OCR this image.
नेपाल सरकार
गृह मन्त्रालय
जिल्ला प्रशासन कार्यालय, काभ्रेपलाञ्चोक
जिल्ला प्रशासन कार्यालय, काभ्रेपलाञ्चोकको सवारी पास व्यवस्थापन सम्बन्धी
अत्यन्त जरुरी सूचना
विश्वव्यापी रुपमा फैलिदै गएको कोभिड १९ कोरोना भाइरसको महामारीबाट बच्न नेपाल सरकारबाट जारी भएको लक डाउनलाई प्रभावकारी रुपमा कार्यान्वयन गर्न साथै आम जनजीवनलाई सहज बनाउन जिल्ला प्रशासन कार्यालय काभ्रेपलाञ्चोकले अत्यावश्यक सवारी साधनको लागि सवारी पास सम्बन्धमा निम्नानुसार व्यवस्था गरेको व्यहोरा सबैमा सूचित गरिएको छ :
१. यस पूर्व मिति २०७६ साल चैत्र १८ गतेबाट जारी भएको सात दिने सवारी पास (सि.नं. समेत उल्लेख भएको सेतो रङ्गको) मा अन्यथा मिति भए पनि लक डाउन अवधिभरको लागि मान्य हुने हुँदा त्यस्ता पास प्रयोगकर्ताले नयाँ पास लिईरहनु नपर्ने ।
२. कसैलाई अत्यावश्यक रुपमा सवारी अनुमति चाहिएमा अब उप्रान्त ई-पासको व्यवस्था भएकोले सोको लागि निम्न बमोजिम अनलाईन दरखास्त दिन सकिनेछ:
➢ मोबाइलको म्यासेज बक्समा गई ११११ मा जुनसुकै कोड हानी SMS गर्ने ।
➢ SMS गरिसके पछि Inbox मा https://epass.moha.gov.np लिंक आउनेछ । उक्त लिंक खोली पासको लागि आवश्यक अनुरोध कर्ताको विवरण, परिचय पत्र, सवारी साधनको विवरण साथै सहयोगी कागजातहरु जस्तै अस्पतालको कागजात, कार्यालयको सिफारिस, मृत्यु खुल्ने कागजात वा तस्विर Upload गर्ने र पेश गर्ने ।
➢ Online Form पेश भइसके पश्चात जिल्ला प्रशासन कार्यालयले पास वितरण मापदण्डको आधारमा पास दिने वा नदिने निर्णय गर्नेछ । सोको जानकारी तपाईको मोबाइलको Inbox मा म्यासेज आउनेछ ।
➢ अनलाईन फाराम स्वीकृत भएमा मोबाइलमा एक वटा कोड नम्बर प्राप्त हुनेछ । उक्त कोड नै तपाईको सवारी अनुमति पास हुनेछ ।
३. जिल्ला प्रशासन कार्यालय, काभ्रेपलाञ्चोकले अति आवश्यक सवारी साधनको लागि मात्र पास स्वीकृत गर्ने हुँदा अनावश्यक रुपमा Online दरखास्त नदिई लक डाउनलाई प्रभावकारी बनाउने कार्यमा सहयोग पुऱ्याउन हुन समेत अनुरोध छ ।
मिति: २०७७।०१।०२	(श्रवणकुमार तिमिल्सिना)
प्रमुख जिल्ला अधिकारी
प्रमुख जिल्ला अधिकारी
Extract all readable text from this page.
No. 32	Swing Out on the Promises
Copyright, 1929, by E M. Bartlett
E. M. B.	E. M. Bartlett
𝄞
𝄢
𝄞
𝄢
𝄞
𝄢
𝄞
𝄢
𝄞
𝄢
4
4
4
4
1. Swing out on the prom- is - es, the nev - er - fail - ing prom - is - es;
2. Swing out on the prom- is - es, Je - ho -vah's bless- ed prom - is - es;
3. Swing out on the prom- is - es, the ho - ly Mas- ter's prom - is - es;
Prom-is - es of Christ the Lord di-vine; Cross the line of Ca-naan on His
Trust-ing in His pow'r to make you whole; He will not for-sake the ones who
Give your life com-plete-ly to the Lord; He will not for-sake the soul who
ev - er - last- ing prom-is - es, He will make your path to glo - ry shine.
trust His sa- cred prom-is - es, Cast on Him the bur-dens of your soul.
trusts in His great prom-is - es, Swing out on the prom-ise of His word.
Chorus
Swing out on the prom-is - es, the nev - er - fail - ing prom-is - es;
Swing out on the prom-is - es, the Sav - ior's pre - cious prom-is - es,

- [Goal of the exercise]:
Repeat every entry word for word.

- [Answer to this task]:
OCR this image.
नेपाल सरकार
गृह मन्त्रालय
जिल्ला प्रशासन कार्यालय, काभ्रेपलाञ्चोक
जिल्ला प्रशासन कार्यालय, काभ्रेपलाञ्चोकको सवारी पास व्यवस्थापन सम्बन्धी
अत्यन्त जरुरी सूचना
विश्वव्यापी रुपमा फैलिदै गएको कोभिड १९ कोरोना भाइरसको महामारीबाट बच्न नेपाल सरकारबाट जारी भएको लक डाउनलाई प्रभावकारी रुपमा कार्यान्वयन गर्न साथै आम जनजीवनलाई सहज बनाउन जिल्ला प्रशासन कार्यालय काभ्रेपलाञ्चोकले अत्यावश्यक सवारी साधनको लागि सवारी पास सम्बन्धमा निम्नानुसार व्यवस्था गरेको व्यहोरा सबैमा सूचित गरिएको छ :
१. यस पूर्व मिति २०७६ साल चैत्र १८ गतेबाट जारी भएको सात दिने सवारी पास (सि.नं. समेत उल्लेख भएको सेतो रङ्गको) मा अन्यथा मिति भए पनि लक डाउन अवधिभरको लागि मान्य हुने हुँदा त्यस्ता पास प्रयोगकर्ताले नयाँ पास लिईरहनु नपर्ने ।
२. कसैलाई अत्यावश्यक रुपमा सवारी अनुमति चाहिएमा अब उप्रान्त ई-पासको व्यवस्था भएकोले सोको लागि निम्न बमोजिम अनलाईन दरखास्त दिन सकिनेछ:
➢ मोबाइलको म्यासेज बक्समा गई ११११ मा जुनसुकै कोड हानी SMS गर्ने ।
➢ SMS गरिसके पछि Inbox मा https://epass.moha.gov.np लिंक आउनेछ । उक्त लिंक खोली पासको लागि आवश्यक अनुरोध कर्ताको विवरण, परिचय पत्र, सवारी साधनको विवरण साथै सहयोगी कागजातहरु जस्तै अस्पतालको कागजात, कार्यालयको सिफारिस, मृत्यु खुल्ने कागजात वा तस्विर Upload गर्ने र पेश गर्ने ।
➢ Online Form पेश भइसके पश्चात जिल्ला प्रशासन कार्यालयले पास वितरण मापदण्डको आधारमा पास दिने वा नदिने निर्णय गर्नेछ । सोको जानकारी तपाईको मोबाइलको Inbox मा म्यासेज आउनेछ ।
➢ अनलाईन फाराम स्वीकृत भएमा मोबाइलमा एक वटा कोड नम्बर प्राप्त हुनेछ । उक्त कोड नै तपाईको सवारी अनुमति पास हुनेछ ।
३. जिल्ला प्रशासन कार्यालय, काभ्रेपलाञ्चोकले अति आवश्यक सवारी साधनको लागि मात्र पास स्वीकृत गर्ने हुँदा अनावश्यक रुपमा Online दरखास्त नदिई लक डाउनलाई प्रभावकारी बनाउने कार्यमा सहयोग पुऱ्याउन हुन समेत अनुरोध छ ।
मिति: २०७७।०१।०२	(श्रवणकुमार तिमिल्सिना)
प्रमुख जिल्ला अधिकारी
प्रमुख जिल्ला अधिकारी
Extract all readable text from this page.
No. 32	Swing Out on the Promises
Copyright, 1929, by E M. Bartlett
E. M. B.	E. M. Bartlett
𝄞
𝄢
𝄞
𝄢
𝄞
𝄢
𝄞
𝄢
𝄞
𝄢
4
4
4
4
1. Swing out on the prom- is - es, the nev - er - fail - ing prom - is - es;
2. Swing out on the prom- is - es, Je - ho -vah's bless- ed prom - is - es;
3. Swing out on the prom- is - es, the ho - ly Mas- ter's prom - is - es;
Prom-is - es of Christ the Lord di-vine; Cross the line of Ca-naan on His
Trust-ing in His pow'r to make you whole; He will not for-sake the ones who
Give your life com-plete-ly to the Lord; He will not for-sake the soul who
ev - er - last- ing prom-is - es, He will make your path to glo - ry shine.
trust His sa- cred prom-is - es, Cast on Him the bur-dens of your soul.
trusts in His great prom-is - es, Swing out on the prom-ise of His word.
Chorus
Swing out on the prom-is - es, the nev - er - fail - ing prom-is - es;
Swing out on the prom-is - es, the Sav - ior's pre - cious prom-is - es,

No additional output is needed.